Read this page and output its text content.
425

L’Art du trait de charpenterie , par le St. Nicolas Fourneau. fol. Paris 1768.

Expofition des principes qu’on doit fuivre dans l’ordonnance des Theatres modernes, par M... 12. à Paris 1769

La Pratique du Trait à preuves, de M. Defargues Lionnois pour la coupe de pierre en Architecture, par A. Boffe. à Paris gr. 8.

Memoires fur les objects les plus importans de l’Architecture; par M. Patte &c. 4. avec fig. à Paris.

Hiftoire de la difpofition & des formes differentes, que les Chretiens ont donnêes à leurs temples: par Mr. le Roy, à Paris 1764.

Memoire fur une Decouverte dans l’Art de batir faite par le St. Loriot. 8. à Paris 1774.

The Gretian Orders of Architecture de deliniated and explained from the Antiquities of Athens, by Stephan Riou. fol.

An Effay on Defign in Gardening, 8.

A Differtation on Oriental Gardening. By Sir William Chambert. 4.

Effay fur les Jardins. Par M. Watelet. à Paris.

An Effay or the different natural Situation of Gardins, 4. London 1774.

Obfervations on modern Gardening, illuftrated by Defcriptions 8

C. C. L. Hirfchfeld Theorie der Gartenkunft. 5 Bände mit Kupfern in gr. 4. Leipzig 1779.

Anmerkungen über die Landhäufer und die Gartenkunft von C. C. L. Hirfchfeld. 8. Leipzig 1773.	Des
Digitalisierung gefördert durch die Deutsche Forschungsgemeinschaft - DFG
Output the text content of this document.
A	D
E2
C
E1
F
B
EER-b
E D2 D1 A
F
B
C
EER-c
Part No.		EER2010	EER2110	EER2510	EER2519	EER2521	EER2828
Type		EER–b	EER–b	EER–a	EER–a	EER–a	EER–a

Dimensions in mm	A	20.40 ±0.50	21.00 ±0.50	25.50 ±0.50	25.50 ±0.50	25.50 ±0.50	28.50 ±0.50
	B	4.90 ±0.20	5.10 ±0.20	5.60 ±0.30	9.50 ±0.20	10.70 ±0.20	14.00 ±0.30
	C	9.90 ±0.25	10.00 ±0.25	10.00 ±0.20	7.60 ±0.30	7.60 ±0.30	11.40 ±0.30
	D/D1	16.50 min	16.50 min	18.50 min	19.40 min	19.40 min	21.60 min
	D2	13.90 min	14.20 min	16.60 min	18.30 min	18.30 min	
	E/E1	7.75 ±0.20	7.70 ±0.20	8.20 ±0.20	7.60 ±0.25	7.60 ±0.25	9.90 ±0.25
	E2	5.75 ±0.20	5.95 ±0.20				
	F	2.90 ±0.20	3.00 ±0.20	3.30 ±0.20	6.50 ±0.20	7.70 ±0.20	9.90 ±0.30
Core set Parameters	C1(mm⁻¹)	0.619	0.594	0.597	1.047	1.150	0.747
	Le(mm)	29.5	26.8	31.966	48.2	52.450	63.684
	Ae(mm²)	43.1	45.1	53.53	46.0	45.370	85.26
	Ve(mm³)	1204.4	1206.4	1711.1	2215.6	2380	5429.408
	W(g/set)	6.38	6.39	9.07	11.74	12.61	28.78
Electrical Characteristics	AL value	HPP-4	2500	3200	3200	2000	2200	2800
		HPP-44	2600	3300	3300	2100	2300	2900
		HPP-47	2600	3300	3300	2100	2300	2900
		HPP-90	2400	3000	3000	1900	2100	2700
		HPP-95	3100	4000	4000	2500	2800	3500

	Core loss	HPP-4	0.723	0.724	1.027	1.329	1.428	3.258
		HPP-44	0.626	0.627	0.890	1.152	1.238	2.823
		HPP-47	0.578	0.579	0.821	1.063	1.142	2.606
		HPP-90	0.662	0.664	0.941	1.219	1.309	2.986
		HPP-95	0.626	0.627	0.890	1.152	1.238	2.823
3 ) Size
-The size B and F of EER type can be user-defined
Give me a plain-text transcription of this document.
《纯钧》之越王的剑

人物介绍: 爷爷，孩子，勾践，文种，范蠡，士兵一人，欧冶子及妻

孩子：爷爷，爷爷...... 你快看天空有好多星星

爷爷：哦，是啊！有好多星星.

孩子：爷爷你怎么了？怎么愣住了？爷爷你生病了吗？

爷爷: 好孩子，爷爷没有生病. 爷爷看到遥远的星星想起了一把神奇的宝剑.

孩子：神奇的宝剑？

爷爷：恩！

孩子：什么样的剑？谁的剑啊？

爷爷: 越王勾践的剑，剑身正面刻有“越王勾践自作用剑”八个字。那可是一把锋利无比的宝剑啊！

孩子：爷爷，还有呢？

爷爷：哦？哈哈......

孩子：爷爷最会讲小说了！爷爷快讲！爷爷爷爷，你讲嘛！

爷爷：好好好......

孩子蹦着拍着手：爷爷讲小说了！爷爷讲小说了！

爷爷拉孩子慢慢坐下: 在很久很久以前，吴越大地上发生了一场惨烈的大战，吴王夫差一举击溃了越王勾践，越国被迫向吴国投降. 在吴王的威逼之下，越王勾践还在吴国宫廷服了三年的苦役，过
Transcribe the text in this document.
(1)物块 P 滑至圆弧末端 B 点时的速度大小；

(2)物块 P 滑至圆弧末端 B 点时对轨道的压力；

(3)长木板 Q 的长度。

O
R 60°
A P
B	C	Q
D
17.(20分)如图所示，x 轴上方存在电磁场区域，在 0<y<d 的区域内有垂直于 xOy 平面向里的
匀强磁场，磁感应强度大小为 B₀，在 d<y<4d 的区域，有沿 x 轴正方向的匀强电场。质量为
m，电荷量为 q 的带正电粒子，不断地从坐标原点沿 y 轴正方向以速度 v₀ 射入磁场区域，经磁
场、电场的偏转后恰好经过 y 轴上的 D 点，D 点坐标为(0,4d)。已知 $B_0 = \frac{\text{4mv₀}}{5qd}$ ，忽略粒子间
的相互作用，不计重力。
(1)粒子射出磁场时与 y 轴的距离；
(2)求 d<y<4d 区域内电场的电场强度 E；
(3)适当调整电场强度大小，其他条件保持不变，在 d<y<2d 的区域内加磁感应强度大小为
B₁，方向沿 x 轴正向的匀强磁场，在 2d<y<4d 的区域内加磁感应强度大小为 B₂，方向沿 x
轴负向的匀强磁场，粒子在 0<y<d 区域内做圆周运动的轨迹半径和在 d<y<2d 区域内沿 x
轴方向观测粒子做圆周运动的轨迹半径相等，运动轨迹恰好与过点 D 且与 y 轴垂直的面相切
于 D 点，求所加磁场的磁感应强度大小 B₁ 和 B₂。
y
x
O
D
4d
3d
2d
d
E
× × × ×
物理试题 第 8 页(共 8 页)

● What you are asked to do
Work through the records line by line and tally those with the word "dans". Report only the total.

● Task solution
2